GIVEN EXERCISE
Where a line of the listing below includes the word "start", reproduce that line.

+++ RECORDS FOR THIS TASK

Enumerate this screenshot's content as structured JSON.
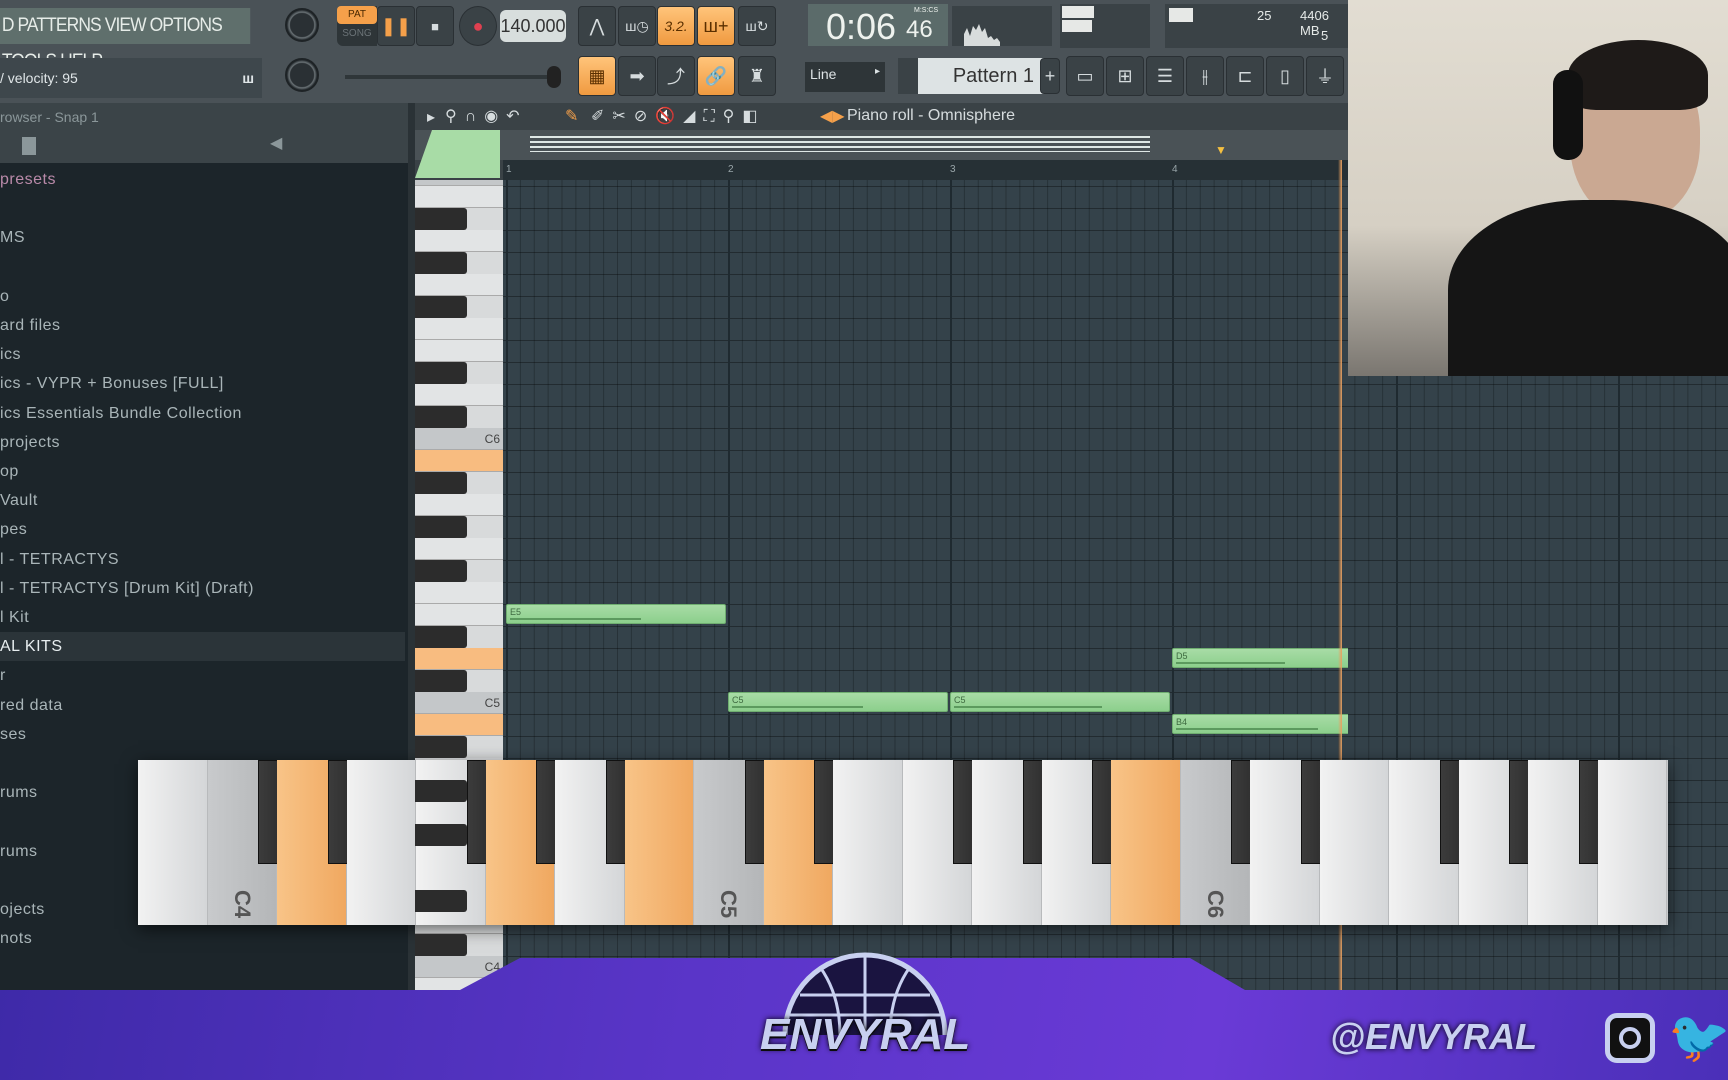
{
  "toolbar": {
    "menu": "D PATTERNS VIEW OPTIONS TOOLS HELP",
    "pat_label": "PAT",
    "song_label": "SONG",
    "tempo": "140.000",
    "time": "0:06",
    "time_cs": "46",
    "time_format": "M:S:CS",
    "cpu": "25",
    "memory": "4406 MB",
    "polyphony": "5",
    "hint": "/ velocity: 95",
    "snap": "Line",
    "pattern": "Pattern 1",
    "accent": "#f5a04a"
  },
  "browser": {
    "header": "rowser - Snap 1",
    "items": [
      {
        "label": "presets",
        "style": "pink"
      },
      {
        "label": ""
      },
      {
        "label": "MS"
      },
      {
        "label": ""
      },
      {
        "label": "o"
      },
      {
        "label": "ard files"
      },
      {
        "label": "ics"
      },
      {
        "label": "ics - VYPR + Bonuses [FULL]"
      },
      {
        "label": "ics Essentials Bundle Collection"
      },
      {
        "label": "projects"
      },
      {
        "label": "op"
      },
      {
        "label": "Vault"
      },
      {
        "label": "pes"
      },
      {
        "label": "l - TETRACTYS"
      },
      {
        "label": "l - TETRACTYS [Drum Kit] (Draft)"
      },
      {
        "label": "l Kit"
      },
      {
        "label": "AL KITS",
        "style": "sel"
      },
      {
        "label": "r"
      },
      {
        "label": "red data"
      },
      {
        "label": "ses"
      },
      {
        "label": ""
      },
      {
        "label": "rums"
      },
      {
        "label": ""
      },
      {
        "label": "rums"
      },
      {
        "label": ""
      },
      {
        "label": "ojects"
      },
      {
        "label": "nots"
      }
    ]
  },
  "piano_roll": {
    "title": "Piano roll - Omnisphere",
    "bars": [
      "1",
      "2",
      "3",
      "4"
    ],
    "key_labels": [
      "C6",
      "C5",
      "C4"
    ],
    "notes": [
      {
        "label": "E5",
        "pitch": 76,
        "start": 0,
        "length": 1,
        "velocity": 0.6
      },
      {
        "label": "C5",
        "pitch": 72,
        "start": 1,
        "length": 1,
        "velocity": 0.6
      },
      {
        "label": "C5",
        "pitch": 72,
        "start": 2,
        "length": 1,
        "velocity": 0.68
      },
      {
        "label": "D5",
        "pitch": 74,
        "start": 3,
        "length": 1,
        "velocity": 0.5
      },
      {
        "label": "B4",
        "pitch": 71,
        "start": 3,
        "length": 1,
        "velocity": 0.65
      }
    ],
    "highlighted_pitches": [
      83,
      74,
      71
    ]
  },
  "keyboard_overlay": {
    "labels": {
      "C4": "C4",
      "C5": "C5",
      "C6": "C6"
    },
    "highlighted": [
      "D4",
      "G4",
      "B4",
      "D5",
      "B5"
    ]
  },
  "overlay": {
    "brand": "ENVYRAL",
    "handle": "@ENVYRAL",
    "socials": [
      "instagram",
      "twitter"
    ]
  }
}
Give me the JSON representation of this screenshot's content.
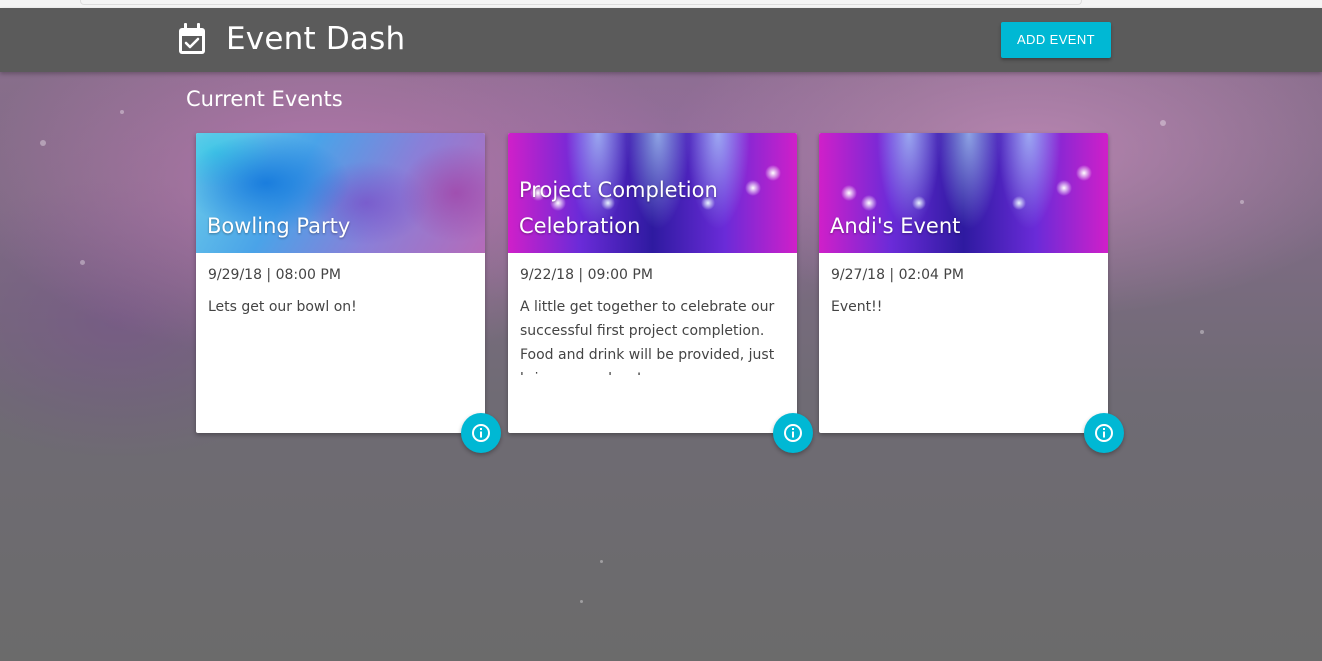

++++++

SOLUTION TO THE PROBLEM
        "start": 0,
        "start": 1,
        "start": 2,
        "start": 3,
        "start": 3,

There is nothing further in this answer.